### WORK TO COMPLETE:
Search the records below for the word "заработной" and show every line where it occurs.
====
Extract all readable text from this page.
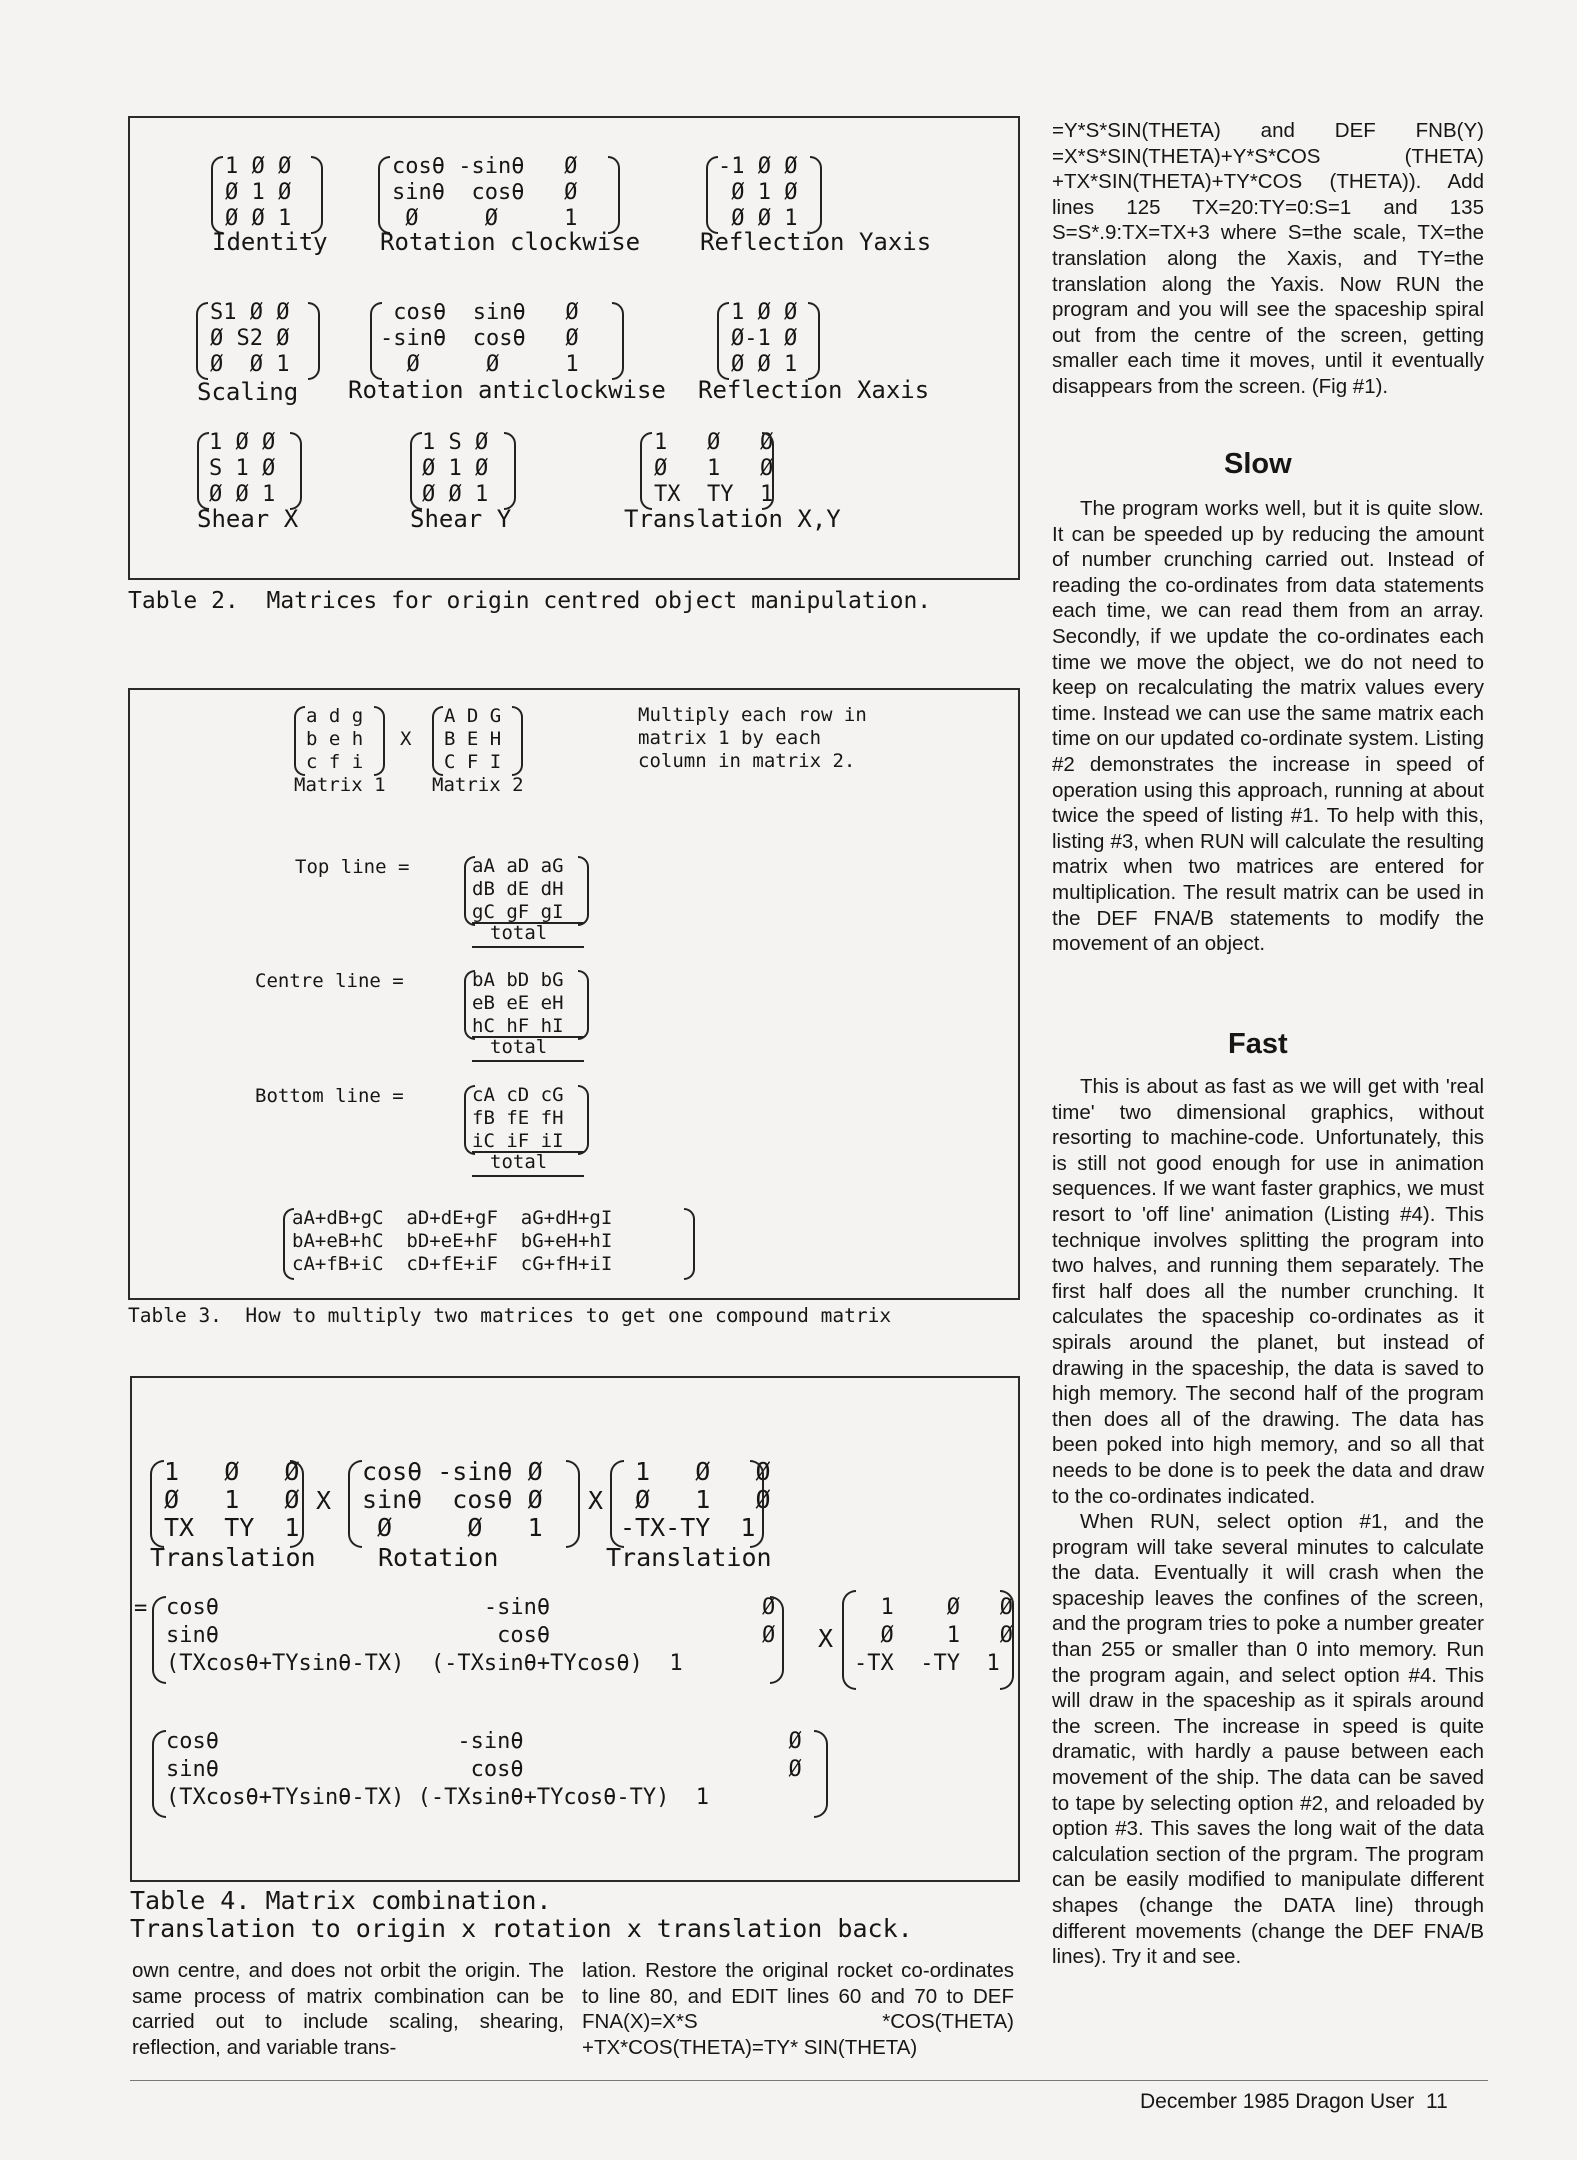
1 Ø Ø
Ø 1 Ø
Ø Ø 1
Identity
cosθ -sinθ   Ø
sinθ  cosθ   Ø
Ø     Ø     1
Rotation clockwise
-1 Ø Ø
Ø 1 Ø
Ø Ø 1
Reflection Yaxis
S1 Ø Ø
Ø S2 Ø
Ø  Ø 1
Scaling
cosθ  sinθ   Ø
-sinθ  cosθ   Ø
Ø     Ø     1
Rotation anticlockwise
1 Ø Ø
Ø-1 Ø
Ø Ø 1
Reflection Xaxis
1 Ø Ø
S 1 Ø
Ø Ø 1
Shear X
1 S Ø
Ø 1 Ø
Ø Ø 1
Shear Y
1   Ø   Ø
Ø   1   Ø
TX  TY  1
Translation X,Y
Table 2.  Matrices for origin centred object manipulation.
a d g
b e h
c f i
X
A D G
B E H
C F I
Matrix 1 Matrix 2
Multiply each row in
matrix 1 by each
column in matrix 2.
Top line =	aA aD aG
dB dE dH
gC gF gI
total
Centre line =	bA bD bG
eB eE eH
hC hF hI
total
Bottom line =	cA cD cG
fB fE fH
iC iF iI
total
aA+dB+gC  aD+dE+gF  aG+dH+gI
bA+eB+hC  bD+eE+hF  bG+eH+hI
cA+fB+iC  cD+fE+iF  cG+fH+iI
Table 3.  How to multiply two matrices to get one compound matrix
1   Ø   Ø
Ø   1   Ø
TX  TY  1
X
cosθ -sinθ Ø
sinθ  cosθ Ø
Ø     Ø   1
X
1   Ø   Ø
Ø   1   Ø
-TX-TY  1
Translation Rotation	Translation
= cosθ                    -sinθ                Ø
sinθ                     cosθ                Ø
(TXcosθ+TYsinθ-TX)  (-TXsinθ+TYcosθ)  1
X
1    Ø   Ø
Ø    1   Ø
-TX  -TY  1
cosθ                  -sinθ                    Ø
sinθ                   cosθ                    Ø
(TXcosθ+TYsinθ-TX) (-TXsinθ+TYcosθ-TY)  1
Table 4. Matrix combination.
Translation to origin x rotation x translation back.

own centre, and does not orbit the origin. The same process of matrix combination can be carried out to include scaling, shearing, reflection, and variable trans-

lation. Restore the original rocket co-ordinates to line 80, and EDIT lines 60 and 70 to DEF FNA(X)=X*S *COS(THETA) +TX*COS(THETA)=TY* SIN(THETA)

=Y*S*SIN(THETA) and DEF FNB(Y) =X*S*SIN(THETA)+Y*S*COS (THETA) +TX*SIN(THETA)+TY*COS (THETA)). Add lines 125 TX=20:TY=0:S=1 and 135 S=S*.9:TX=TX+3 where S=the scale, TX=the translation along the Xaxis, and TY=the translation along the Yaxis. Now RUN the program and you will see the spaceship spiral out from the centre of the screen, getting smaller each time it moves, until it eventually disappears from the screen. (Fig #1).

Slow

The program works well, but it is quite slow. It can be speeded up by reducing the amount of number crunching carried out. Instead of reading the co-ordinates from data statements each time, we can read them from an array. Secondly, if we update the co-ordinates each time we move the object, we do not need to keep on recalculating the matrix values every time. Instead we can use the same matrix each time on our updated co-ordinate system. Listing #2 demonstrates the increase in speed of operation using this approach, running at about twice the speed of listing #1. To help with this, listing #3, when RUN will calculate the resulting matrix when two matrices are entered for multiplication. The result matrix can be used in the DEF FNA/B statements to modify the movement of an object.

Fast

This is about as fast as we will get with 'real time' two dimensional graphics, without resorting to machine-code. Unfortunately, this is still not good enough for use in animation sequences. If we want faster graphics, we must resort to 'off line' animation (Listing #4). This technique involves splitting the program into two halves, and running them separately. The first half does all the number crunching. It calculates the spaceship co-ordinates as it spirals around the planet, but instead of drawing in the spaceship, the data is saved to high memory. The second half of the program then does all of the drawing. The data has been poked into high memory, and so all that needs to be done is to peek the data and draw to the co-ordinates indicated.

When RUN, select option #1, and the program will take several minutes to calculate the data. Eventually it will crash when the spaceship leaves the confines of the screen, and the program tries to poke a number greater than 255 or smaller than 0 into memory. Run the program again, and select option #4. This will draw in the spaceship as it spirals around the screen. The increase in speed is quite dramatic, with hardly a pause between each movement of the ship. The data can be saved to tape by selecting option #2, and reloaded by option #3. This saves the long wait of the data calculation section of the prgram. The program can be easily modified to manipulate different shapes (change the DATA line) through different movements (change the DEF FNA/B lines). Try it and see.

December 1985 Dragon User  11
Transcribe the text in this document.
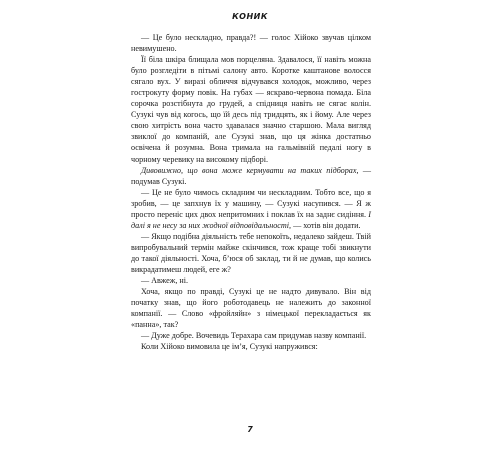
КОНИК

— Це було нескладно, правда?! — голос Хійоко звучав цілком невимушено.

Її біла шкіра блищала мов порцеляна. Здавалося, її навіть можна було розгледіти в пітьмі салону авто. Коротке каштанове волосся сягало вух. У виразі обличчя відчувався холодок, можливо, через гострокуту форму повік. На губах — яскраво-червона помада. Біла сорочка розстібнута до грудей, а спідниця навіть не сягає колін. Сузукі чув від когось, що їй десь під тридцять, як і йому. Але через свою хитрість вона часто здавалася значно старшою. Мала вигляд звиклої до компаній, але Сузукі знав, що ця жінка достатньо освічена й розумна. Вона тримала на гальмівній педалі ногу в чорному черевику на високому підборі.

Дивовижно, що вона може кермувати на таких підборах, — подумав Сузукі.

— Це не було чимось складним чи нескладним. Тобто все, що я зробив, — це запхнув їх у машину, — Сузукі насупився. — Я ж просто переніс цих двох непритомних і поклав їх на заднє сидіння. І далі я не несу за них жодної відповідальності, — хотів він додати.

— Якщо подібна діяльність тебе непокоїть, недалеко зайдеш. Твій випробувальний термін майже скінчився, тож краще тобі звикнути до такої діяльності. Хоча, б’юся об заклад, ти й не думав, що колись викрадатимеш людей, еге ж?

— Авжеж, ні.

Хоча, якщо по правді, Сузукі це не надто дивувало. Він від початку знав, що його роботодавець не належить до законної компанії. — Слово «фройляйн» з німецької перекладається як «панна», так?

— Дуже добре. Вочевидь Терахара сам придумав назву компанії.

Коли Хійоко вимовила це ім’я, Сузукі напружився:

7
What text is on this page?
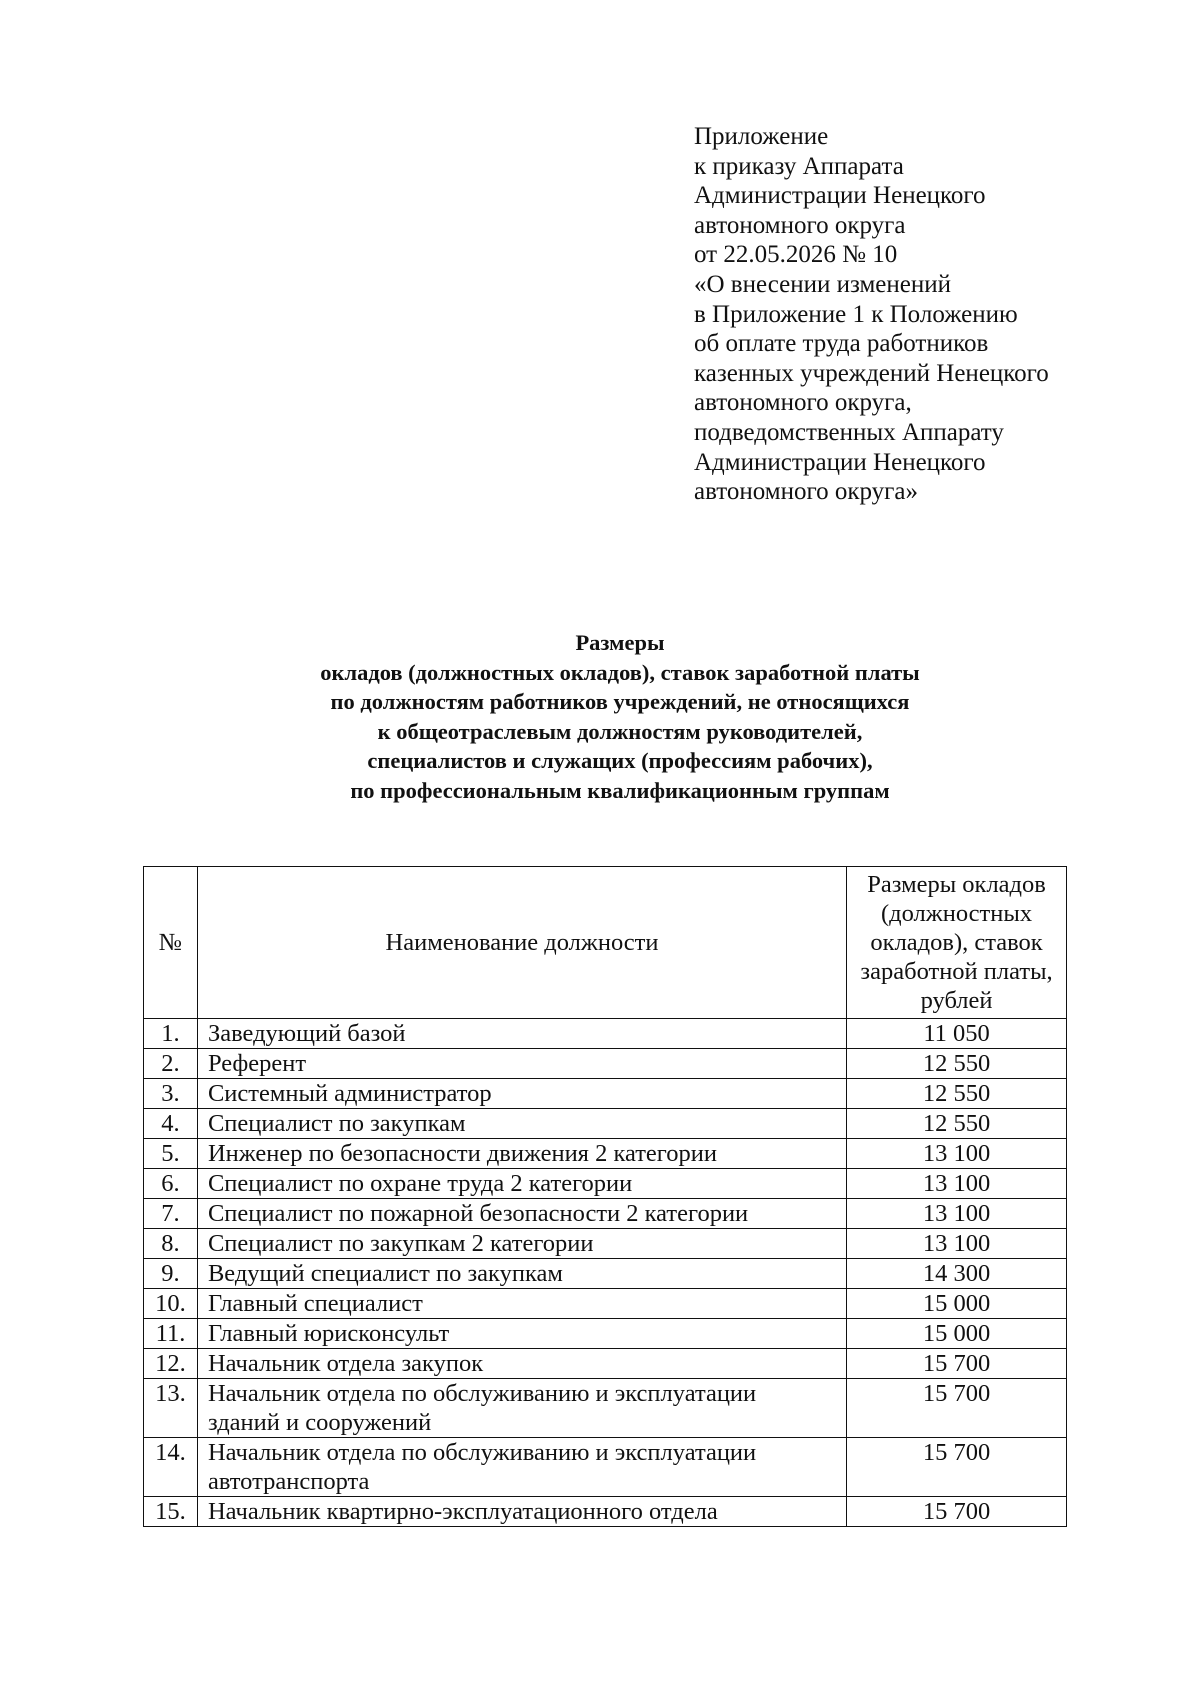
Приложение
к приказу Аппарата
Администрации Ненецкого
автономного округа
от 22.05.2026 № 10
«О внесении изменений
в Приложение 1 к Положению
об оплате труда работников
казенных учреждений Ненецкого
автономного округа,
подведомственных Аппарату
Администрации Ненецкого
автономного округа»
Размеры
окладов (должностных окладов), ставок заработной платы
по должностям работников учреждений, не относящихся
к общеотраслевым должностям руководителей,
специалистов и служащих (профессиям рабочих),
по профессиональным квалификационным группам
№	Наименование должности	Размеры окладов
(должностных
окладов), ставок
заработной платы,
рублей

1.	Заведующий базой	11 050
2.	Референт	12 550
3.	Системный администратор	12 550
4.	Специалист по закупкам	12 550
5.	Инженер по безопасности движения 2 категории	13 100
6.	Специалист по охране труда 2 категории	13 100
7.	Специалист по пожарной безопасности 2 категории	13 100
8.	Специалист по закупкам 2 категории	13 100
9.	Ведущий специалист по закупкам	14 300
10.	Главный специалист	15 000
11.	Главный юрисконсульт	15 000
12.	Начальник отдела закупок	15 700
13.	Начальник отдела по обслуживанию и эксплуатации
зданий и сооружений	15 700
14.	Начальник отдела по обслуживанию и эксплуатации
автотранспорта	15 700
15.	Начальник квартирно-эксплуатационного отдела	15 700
====
### EXERCISE OUTPUT:
окладов (должностных окладов), ставок заработной платы
заработной платы,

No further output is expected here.